>> Start DATA FOR THE TASK
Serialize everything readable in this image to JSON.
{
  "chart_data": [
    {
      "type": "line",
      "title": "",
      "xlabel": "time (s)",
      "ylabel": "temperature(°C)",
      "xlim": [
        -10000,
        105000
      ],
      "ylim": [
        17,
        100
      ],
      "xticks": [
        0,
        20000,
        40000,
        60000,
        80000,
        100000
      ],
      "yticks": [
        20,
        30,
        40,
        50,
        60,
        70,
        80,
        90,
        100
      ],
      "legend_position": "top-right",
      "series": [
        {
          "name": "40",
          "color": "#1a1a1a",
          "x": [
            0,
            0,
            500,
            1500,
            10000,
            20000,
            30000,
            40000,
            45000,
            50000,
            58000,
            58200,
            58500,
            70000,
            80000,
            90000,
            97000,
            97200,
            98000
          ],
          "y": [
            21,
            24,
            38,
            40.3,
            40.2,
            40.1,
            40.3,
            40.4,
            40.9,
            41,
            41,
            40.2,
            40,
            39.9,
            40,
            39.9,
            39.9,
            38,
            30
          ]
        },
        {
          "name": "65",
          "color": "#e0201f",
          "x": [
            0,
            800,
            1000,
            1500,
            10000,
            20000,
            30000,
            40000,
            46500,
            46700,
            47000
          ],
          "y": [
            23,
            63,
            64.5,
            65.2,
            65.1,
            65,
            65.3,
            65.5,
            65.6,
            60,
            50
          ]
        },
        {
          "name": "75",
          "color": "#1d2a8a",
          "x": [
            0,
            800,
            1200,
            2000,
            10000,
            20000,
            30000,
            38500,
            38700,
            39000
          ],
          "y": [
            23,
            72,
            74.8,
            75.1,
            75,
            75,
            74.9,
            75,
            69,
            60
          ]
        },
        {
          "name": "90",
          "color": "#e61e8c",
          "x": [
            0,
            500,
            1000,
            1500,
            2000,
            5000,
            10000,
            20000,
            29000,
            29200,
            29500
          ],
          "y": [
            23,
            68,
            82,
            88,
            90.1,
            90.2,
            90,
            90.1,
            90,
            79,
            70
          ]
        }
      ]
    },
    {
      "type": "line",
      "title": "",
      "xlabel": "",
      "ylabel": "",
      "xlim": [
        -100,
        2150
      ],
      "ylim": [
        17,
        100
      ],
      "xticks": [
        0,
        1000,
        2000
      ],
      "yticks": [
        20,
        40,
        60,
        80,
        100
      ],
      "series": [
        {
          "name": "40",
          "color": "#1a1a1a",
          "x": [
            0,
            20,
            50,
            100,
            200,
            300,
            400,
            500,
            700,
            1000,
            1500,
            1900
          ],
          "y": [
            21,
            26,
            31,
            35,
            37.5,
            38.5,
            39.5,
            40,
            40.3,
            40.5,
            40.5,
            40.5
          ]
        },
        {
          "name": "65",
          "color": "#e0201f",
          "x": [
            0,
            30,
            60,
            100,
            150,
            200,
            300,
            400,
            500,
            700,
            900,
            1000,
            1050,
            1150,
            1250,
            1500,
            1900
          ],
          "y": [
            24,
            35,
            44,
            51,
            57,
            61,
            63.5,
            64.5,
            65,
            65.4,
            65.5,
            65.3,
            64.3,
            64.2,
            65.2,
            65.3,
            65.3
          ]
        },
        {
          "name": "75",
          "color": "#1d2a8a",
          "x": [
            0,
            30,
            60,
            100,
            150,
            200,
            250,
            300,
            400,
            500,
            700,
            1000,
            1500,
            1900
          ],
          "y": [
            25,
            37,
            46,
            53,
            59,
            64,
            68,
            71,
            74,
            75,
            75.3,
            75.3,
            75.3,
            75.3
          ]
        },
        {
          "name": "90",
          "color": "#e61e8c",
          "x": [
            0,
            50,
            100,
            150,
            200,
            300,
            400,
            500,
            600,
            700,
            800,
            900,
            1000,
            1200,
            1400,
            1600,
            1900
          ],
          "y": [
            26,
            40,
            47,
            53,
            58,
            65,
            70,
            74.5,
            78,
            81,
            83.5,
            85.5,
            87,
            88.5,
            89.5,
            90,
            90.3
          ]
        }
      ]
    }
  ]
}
>> End DATA FOR THE TASK
Each entry above is to be printed again exactly.

**THE RESULT:**
Serialize everything readable in this image to JSON.
{
  "chart_data": [
    {
      "type": "line",
      "title": "",
      "xlabel": "time (s)",
      "ylabel": "temperature(°C)",
      "xlim": [
        -10000,
        105000
      ],
      "ylim": [
        17,
        100
      ],
      "xticks": [
        0,
        20000,
        40000,
        60000,
        80000,
        100000
      ],
      "yticks": [
        20,
        30,
        40,
        50,
        60,
        70,
        80,
        90,
        100
      ],
      "legend_position": "top-right",
      "series": [
        {
          "name": "40",
          "color": "#1a1a1a",
          "x": [
            0,
            0,
            500,
            1500,
            10000,
            20000,
            30000,
            40000,
            45000,
            50000,
            58000,
            58200,
            58500,
            70000,
            80000,
            90000,
            97000,
            97200,
            98000
          ],
          "y": [
            21,
            24,
            38,
            40.3,
            40.2,
            40.1,
            40.3,
            40.4,
            40.9,
            41,
            41,
            40.2,
            40,
            39.9,
            40,
            39.9,
            39.9,
            38,
            30
          ]
        },
        {
          "name": "65",
          "color": "#e0201f",
          "x": [
            0,
            800,
            1000,
            1500,
            10000,
            20000,
            30000,
            40000,
            46500,
            46700,
            47000
          ],
          "y": [
            23,
            63,
            64.5,
            65.2,
            65.1,
            65,
            65.3,
            65.5,
            65.6,
            60,
            50
          ]
        },
        {
          "name": "75",
          "color": "#1d2a8a",
          "x": [
            0,
            800,
            1200,
            2000,
            10000,
            20000,
            30000,
            38500,
            38700,
            39000
          ],
          "y": [
            23,
            72,
            74.8,
            75.1,
            75,
            75,
            74.9,
            75,
            69,
            60
          ]
        },
        {
          "name": "90",
          "color": "#e61e8c",
          "x": [
            0,
            500,
            1000,
            1500,
            2000,
            5000,
            10000,
            20000,
            29000,
            29200,
            29500
          ],
          "y": [
            23,
            68,
            82,
            88,
            90.1,
            90.2,
            90,
            90.1,
            90,
            79,
            70
          ]
        }
      ]
    },
    {
      "type": "line",
      "title": "",
      "xlabel": "",
      "ylabel": "",
      "xlim": [
        -100,
        2150
      ],
      "ylim": [
        17,
        100
      ],
      "xticks": [
        0,
        1000,
        2000
      ],
      "yticks": [
        20,
        40,
        60,
        80,
        100
      ],
      "series": [
        {
          "name": "40",
          "color": "#1a1a1a",
          "x": [
            0,
            20,
            50,
            100,
            200,
            300,
            400,
            500,
            700,
            1000,
            1500,
            1900
          ],
          "y": [
            21,
            26,
            31,
            35,
            37.5,
            38.5,
            39.5,
            40,
            40.3,
            40.5,
            40.5,
            40.5
          ]
        },
        {
          "name": "65",
          "color": "#e0201f",
          "x": [
            0,
            30,
            60,
            100,
            150,
            200,
            300,
            400,
            500,
            700,
            900,
            1000,
            1050,
            1150,
            1250,
            1500,
            1900
          ],
          "y": [
            24,
            35,
            44,
            51,
            57,
            61,
            63.5,
            64.5,
            65,
            65.4,
            65.5,
            65.3,
            64.3,
            64.2,
            65.2,
            65.3,
            65.3
          ]
        },
        {
          "name": "75",
          "color": "#1d2a8a",
          "x": [
            0,
            30,
            60,
            100,
            150,
            200,
            250,
            300,
            400,
            500,
            700,
            1000,
            1500,
            1900
          ],
          "y": [
            25,
            37,
            46,
            53,
            59,
            64,
            68,
            71,
            74,
            75,
            75.3,
            75.3,
            75.3,
            75.3
          ]
        },
        {
          "name": "90",
          "color": "#e61e8c",
          "x": [
            0,
            50,
            100,
            150,
            200,
            300,
            400,
            500,
            600,
            700,
            800,
            900,
            1000,
            1200,
            1400,
            1600,
            1900
          ],
          "y": [
            26,
            40,
            47,
            53,
            58,
            65,
            70,
            74.5,
            78,
            81,
            83.5,
            85.5,
            87,
            88.5,
            89.5,
            90,
            90.3
          ]
        }
      ]
    }
  ]
}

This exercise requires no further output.